# SET EXERCISE
Reproduce the entire listing word for word.

(A block of data)
-- Start --
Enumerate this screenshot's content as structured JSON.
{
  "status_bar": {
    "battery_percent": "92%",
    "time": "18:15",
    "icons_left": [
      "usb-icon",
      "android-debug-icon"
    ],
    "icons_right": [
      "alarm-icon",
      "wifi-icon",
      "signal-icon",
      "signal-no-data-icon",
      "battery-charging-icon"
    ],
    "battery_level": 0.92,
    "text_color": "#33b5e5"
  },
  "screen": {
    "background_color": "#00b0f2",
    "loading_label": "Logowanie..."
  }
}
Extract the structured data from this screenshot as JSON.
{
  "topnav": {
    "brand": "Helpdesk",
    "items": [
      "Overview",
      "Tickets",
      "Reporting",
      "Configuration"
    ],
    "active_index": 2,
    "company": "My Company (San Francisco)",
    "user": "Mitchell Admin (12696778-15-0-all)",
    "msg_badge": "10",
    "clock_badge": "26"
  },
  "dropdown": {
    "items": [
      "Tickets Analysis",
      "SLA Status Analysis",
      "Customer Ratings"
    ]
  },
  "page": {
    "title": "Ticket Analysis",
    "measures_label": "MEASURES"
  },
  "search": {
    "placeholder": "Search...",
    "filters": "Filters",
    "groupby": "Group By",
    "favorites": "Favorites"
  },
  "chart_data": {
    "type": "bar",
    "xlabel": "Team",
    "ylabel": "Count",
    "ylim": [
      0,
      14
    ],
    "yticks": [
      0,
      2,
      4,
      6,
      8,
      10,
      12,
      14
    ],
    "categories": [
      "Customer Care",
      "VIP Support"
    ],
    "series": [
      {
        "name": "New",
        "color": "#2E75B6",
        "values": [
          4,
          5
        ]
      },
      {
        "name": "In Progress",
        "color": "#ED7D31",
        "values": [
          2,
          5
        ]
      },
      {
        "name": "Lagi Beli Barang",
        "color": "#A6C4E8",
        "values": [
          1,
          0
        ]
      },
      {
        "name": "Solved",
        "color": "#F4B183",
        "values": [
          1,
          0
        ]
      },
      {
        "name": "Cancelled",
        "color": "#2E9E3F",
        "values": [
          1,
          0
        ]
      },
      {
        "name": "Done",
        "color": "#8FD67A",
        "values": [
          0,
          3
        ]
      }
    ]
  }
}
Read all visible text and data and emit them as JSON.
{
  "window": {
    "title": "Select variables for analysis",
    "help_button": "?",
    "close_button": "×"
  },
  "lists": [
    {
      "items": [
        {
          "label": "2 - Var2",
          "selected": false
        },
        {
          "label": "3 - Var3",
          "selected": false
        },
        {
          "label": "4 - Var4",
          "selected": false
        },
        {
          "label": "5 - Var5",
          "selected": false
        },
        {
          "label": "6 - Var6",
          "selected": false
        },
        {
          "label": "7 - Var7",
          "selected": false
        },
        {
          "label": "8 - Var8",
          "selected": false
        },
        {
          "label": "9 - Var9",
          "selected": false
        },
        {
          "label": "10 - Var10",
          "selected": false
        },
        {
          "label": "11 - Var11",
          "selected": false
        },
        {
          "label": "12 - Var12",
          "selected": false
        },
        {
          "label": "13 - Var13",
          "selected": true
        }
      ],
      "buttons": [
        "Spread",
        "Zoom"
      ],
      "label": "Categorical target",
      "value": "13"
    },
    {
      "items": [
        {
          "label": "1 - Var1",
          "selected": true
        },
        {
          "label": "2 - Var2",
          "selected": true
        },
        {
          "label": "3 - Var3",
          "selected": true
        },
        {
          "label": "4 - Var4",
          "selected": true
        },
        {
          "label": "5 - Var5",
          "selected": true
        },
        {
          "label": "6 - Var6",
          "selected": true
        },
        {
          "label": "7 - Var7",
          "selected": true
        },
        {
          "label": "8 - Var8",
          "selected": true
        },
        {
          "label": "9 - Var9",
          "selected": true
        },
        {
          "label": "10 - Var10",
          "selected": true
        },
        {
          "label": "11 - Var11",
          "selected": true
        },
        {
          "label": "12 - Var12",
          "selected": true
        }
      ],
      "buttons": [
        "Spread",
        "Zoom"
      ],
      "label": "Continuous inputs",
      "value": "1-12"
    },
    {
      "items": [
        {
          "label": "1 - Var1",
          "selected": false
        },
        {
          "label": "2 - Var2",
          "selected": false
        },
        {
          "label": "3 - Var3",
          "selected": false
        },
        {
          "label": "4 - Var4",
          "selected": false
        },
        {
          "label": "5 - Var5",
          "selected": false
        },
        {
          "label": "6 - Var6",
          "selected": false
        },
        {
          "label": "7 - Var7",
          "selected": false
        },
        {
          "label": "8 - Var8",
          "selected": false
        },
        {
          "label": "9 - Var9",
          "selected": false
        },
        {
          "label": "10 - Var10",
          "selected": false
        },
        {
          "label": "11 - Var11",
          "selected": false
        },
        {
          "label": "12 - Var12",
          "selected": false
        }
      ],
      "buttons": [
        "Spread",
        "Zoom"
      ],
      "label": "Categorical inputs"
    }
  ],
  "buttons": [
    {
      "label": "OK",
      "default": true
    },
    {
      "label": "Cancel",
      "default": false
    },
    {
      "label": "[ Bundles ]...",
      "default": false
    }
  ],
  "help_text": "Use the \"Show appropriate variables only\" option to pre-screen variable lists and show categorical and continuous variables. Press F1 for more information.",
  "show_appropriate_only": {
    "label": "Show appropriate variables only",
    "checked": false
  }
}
-- End --
# RESPONSE TO THIS EXERCISE
Enumerate this screenshot's content as structured JSON.
{
  "status_bar": {
    "battery_percent": "92%",
    "time": "18:15",
    "icons_left": [
      "usb-icon",
      "android-debug-icon"
    ],
    "icons_right": [
      "alarm-icon",
      "wifi-icon",
      "signal-icon",
      "signal-no-data-icon",
      "battery-charging-icon"
    ],
    "battery_level": 0.92,
    "text_color": "#33b5e5"
  },
  "screen": {
    "background_color": "#00b0f2",
    "loading_label": "Logowanie..."
  }
}
Extract the structured data from this screenshot as JSON.
{
  "topnav": {
    "brand": "Helpdesk",
    "items": [
      "Overview",
      "Tickets",
      "Reporting",
      "Configuration"
    ],
    "active_index": 2,
    "company": "My Company (San Francisco)",
    "user": "Mitchell Admin (12696778-15-0-all)",
    "msg_badge": "10",
    "clock_badge": "26"
  },
  "dropdown": {
    "items": [
      "Tickets Analysis",
      "SLA Status Analysis",
      "Customer Ratings"
    ]
  },
  "page": {
    "title": "Ticket Analysis",
    "measures_label": "MEASURES"
  },
  "search": {
    "placeholder": "Search...",
    "filters": "Filters",
    "groupby": "Group By",
    "favorites": "Favorites"
  },
  "chart_data": {
    "type": "bar",
    "xlabel": "Team",
    "ylabel": "Count",
    "ylim": [
      0,
      14
    ],
    "yticks": [
      0,
      2,
      4,
      6,
      8,
      10,
      12,
      14
    ],
    "categories": [
      "Customer Care",
      "VIP Support"
    ],
    "series": [
      {
        "name": "New",
        "color": "#2E75B6",
        "values": [
          4,
          5
        ]
      },
      {
        "name": "In Progress",
        "color": "#ED7D31",
        "values": [
          2,
          5
        ]
      },
      {
        "name": "Lagi Beli Barang",
        "color": "#A6C4E8",
        "values": [
          1,
          0
        ]
      },
      {
        "name": "Solved",
        "color": "#F4B183",
        "values": [
          1,
          0
        ]
      },
      {
        "name": "Cancelled",
        "color": "#2E9E3F",
        "values": [
          1,
          0
        ]
      },
      {
        "name": "Done",
        "color": "#8FD67A",
        "values": [
          0,
          3
        ]
      }
    ]
  }
}
Read all visible text and data and emit them as JSON.
{
  "window": {
    "title": "Select variables for analysis",
    "help_button": "?",
    "close_button": "×"
  },
  "lists": [
    {
      "items": [
        {
          "label": "2 - Var2",
          "selected": false
        },
        {
          "label": "3 - Var3",
          "selected": false
        },
        {
          "label": "4 - Var4",
          "selected": false
        },
        {
          "label": "5 - Var5",
          "selected": false
        },
        {
          "label": "6 - Var6",
          "selected": false
        },
        {
          "label": "7 - Var7",
          "selected": false
        },
        {
          "label": "8 - Var8",
          "selected": false
        },
        {
          "label": "9 - Var9",
          "selected": false
        },
        {
          "label": "10 - Var10",
          "selected": false
        },
        {
          "label": "11 - Var11",
          "selected": false
        },
        {
          "label": "12 - Var12",
          "selected": false
        },
        {
          "label": "13 - Var13",
          "selected": true
        }
      ],
      "buttons": [
        "Spread",
        "Zoom"
      ],
      "label": "Categorical target",
      "value": "13"
    },
    {
      "items": [
        {
          "label": "1 - Var1",
          "selected": true
        },
        {
          "label": "2 - Var2",
          "selected": true
        },
        {
          "label": "3 - Var3",
          "selected": true
        },
        {
          "label": "4 - Var4",
          "selected": true
        },
        {
          "label": "5 - Var5",
          "selected": true
        },
        {
          "label": "6 - Var6",
          "selected": true
        },
        {
          "label": "7 - Var7",
          "selected": true
        },
        {
          "label": "8 - Var8",
          "selected": true
        },
        {
          "label": "9 - Var9",
          "selected": true
        },
        {
          "label": "10 - Var10",
          "selected": true
        },
        {
          "label": "11 - Var11",
          "selected": true
        },
        {
          "label": "12 - Var12",
          "selected": true
        }
      ],
      "buttons": [
        "Spread",
        "Zoom"
      ],
      "label": "Continuous inputs",
      "value": "1-12"
    },
    {
      "items": [
        {
          "label": "1 - Var1",
          "selected": false
        },
        {
          "label": "2 - Var2",
          "selected": false
        },
        {
          "label": "3 - Var3",
          "selected": false
        },
        {
          "label": "4 - Var4",
          "selected": false
        },
        {
          "label": "5 - Var5",
          "selected": false
        },
        {
          "label": "6 - Var6",
          "selected": false
        },
        {
          "label": "7 - Var7",
          "selected": false
        },
        {
          "label": "8 - Var8",
          "selected": false
        },
        {
          "label": "9 - Var9",
          "selected": false
        },
        {
          "label": "10 - Var10",
          "selected": false
        },
        {
          "label": "11 - Var11",
          "selected": false
        },
        {
          "label": "12 - Var12",
          "selected": false
        }
      ],
      "buttons": [
        "Spread",
        "Zoom"
      ],
      "label": "Categorical inputs"
    }
  ],
  "buttons": [
    {
      "label": "OK",
      "default": true
    },
    {
      "label": "Cancel",
      "default": false
    },
    {
      "label": "[ Bundles ]...",
      "default": false
    }
  ],
  "help_text": "Use the \"Show appropriate variables only\" option to pre-screen variable lists and show categorical and continuous variables. Press F1 for more information.",
  "show_appropriate_only": {
    "label": "Show appropriate variables only",
    "checked": false
  }
}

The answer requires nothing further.